The listing below is to be output in its exact form.

(Data entries)
§ §
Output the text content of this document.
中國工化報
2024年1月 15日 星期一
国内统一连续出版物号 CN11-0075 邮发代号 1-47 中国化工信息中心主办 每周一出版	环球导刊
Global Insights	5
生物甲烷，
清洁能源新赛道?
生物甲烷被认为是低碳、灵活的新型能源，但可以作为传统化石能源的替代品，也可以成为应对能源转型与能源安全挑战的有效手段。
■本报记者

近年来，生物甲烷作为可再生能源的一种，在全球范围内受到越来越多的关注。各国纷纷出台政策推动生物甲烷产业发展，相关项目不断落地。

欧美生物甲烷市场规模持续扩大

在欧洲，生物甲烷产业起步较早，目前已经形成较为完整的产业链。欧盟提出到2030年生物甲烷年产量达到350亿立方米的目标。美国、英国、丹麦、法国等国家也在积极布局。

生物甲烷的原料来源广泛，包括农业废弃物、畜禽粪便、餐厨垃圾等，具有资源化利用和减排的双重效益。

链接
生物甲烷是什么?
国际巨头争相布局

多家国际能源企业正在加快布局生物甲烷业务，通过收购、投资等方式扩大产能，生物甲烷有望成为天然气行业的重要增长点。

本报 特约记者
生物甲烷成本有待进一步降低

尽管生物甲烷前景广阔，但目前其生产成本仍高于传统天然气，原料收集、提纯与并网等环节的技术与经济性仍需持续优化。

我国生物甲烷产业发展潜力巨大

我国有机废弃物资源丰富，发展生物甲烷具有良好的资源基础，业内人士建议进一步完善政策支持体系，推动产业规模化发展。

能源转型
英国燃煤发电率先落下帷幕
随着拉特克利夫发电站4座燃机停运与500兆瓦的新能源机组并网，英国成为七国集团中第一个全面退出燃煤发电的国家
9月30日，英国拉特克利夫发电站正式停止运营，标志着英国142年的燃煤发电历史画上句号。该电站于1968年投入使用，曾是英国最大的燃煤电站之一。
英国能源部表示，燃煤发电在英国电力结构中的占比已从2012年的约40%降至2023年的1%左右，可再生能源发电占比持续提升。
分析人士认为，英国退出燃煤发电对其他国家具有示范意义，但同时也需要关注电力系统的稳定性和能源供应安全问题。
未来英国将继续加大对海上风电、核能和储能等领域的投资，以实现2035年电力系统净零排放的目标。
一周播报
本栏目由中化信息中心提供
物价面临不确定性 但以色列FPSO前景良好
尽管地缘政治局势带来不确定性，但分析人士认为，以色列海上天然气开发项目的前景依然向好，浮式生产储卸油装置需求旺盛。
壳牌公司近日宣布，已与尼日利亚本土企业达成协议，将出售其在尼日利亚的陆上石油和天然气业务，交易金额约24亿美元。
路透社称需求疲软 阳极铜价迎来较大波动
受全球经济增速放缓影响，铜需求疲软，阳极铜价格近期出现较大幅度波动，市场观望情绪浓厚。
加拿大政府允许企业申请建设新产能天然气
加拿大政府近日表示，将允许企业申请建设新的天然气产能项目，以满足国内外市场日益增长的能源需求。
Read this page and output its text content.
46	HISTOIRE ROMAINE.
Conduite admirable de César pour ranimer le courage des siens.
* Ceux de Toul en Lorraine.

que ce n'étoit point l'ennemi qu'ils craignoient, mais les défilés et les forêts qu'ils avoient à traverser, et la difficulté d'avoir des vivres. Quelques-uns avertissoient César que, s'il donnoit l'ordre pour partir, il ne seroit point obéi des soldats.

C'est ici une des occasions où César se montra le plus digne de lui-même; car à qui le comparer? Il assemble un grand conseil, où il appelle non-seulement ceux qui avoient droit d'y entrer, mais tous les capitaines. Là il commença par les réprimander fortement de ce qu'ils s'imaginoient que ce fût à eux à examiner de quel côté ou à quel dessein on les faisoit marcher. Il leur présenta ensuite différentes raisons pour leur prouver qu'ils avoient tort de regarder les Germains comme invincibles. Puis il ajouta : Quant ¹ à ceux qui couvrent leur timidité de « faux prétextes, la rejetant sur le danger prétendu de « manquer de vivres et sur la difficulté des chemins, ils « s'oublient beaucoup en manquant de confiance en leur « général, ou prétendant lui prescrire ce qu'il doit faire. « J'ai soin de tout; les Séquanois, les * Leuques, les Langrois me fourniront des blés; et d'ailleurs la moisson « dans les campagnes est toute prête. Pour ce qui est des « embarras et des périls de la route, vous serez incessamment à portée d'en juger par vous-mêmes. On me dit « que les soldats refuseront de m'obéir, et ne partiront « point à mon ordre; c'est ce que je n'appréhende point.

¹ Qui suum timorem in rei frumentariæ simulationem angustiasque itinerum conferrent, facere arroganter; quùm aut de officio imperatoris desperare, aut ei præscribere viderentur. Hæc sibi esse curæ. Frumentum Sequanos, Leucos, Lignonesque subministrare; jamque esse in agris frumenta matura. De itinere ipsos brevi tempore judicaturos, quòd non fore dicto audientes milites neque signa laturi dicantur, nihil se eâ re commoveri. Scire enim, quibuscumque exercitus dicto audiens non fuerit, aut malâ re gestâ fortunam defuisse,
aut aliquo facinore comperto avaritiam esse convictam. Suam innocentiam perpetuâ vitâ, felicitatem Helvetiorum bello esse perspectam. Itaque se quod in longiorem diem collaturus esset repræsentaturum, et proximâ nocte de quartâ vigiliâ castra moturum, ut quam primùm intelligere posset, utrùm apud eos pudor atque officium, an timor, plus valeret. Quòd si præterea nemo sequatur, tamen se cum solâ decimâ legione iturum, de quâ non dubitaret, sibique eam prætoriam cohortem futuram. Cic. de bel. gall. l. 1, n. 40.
§ §
# RESPONSE:
Output the text content of this document.
中國工化報
2024年1月 15日 星期一
国内统一连续出版物号 CN11-0075 邮发代号 1-47 中国化工信息中心主办 每周一出版	环球导刊
Global Insights	5
生物甲烷，
清洁能源新赛道?
生物甲烷被认为是低碳、灵活的新型能源，但可以作为传统化石能源的替代品，也可以成为应对能源转型与能源安全挑战的有效手段。
■本报记者

近年来，生物甲烷作为可再生能源的一种，在全球范围内受到越来越多的关注。各国纷纷出台政策推动生物甲烷产业发展，相关项目不断落地。

欧美生物甲烷市场规模持续扩大

在欧洲，生物甲烷产业起步较早，目前已经形成较为完整的产业链。欧盟提出到2030年生物甲烷年产量达到350亿立方米的目标。美国、英国、丹麦、法国等国家也在积极布局。

生物甲烷的原料来源广泛，包括农业废弃物、畜禽粪便、餐厨垃圾等，具有资源化利用和减排的双重效益。

链接
生物甲烷是什么?
国际巨头争相布局

多家国际能源企业正在加快布局生物甲烷业务，通过收购、投资等方式扩大产能，生物甲烷有望成为天然气行业的重要增长点。

本报 特约记者
生物甲烷成本有待进一步降低

尽管生物甲烷前景广阔，但目前其生产成本仍高于传统天然气，原料收集、提纯与并网等环节的技术与经济性仍需持续优化。

我国生物甲烷产业发展潜力巨大

我国有机废弃物资源丰富，发展生物甲烷具有良好的资源基础，业内人士建议进一步完善政策支持体系，推动产业规模化发展。

能源转型
英国燃煤发电率先落下帷幕
随着拉特克利夫发电站4座燃机停运与500兆瓦的新能源机组并网，英国成为七国集团中第一个全面退出燃煤发电的国家
9月30日，英国拉特克利夫发电站正式停止运营，标志着英国142年的燃煤发电历史画上句号。该电站于1968年投入使用，曾是英国最大的燃煤电站之一。
英国能源部表示，燃煤发电在英国电力结构中的占比已从2012年的约40%降至2023年的1%左右，可再生能源发电占比持续提升。
分析人士认为，英国退出燃煤发电对其他国家具有示范意义，但同时也需要关注电力系统的稳定性和能源供应安全问题。
未来英国将继续加大对海上风电、核能和储能等领域的投资，以实现2035年电力系统净零排放的目标。
一周播报
本栏目由中化信息中心提供
物价面临不确定性 但以色列FPSO前景良好
尽管地缘政治局势带来不确定性，但分析人士认为，以色列海上天然气开发项目的前景依然向好，浮式生产储卸油装置需求旺盛。
壳牌公司近日宣布，已与尼日利亚本土企业达成协议，将出售其在尼日利亚的陆上石油和天然气业务，交易金额约24亿美元。
路透社称需求疲软 阳极铜价迎来较大波动
受全球经济增速放缓影响，铜需求疲软，阳极铜价格近期出现较大幅度波动，市场观望情绪浓厚。
加拿大政府允许企业申请建设新产能天然气
加拿大政府近日表示，将允许企业申请建设新的天然气产能项目，以满足国内外市场日益增长的能源需求。
Read this page and output its text content.
46	HISTOIRE ROMAINE.
Conduite admirable de César pour ranimer le courage des siens.
* Ceux de Toul en Lorraine.

que ce n'étoit point l'ennemi qu'ils craignoient, mais les défilés et les forêts qu'ils avoient à traverser, et la difficulté d'avoir des vivres. Quelques-uns avertissoient César que, s'il donnoit l'ordre pour partir, il ne seroit point obéi des soldats.

C'est ici une des occasions où César se montra le plus digne de lui-même; car à qui le comparer? Il assemble un grand conseil, où il appelle non-seulement ceux qui avoient droit d'y entrer, mais tous les capitaines. Là il commença par les réprimander fortement de ce qu'ils s'imaginoient que ce fût à eux à examiner de quel côté ou à quel dessein on les faisoit marcher. Il leur présenta ensuite différentes raisons pour leur prouver qu'ils avoient tort de regarder les Germains comme invincibles. Puis il ajouta : Quant ¹ à ceux qui couvrent leur timidité de « faux prétextes, la rejetant sur le danger prétendu de « manquer de vivres et sur la difficulté des chemins, ils « s'oublient beaucoup en manquant de confiance en leur « général, ou prétendant lui prescrire ce qu'il doit faire. « J'ai soin de tout; les Séquanois, les * Leuques, les Langrois me fourniront des blés; et d'ailleurs la moisson « dans les campagnes est toute prête. Pour ce qui est des « embarras et des périls de la route, vous serez incessamment à portée d'en juger par vous-mêmes. On me dit « que les soldats refuseront de m'obéir, et ne partiront « point à mon ordre; c'est ce que je n'appréhende point.

¹ Qui suum timorem in rei frumentariæ simulationem angustiasque itinerum conferrent, facere arroganter; quùm aut de officio imperatoris desperare, aut ei præscribere viderentur. Hæc sibi esse curæ. Frumentum Sequanos, Leucos, Lignonesque subministrare; jamque esse in agris frumenta matura. De itinere ipsos brevi tempore judicaturos, quòd non fore dicto audientes milites neque signa laturi dicantur, nihil se eâ re commoveri. Scire enim, quibuscumque exercitus dicto audiens non fuerit, aut malâ re gestâ fortunam defuisse,
aut aliquo facinore comperto avaritiam esse convictam. Suam innocentiam perpetuâ vitâ, felicitatem Helvetiorum bello esse perspectam. Itaque se quod in longiorem diem collaturus esset repræsentaturum, et proximâ nocte de quartâ vigiliâ castra moturum, ut quam primùm intelligere posset, utrùm apud eos pudor atque officium, an timor, plus valeret. Quòd si præterea nemo sequatur, tamen se cum solâ decimâ legione iturum, de quâ non dubitaret, sibique eam prætoriam cohortem futuram. Cic. de bel. gall. l. 1, n. 40.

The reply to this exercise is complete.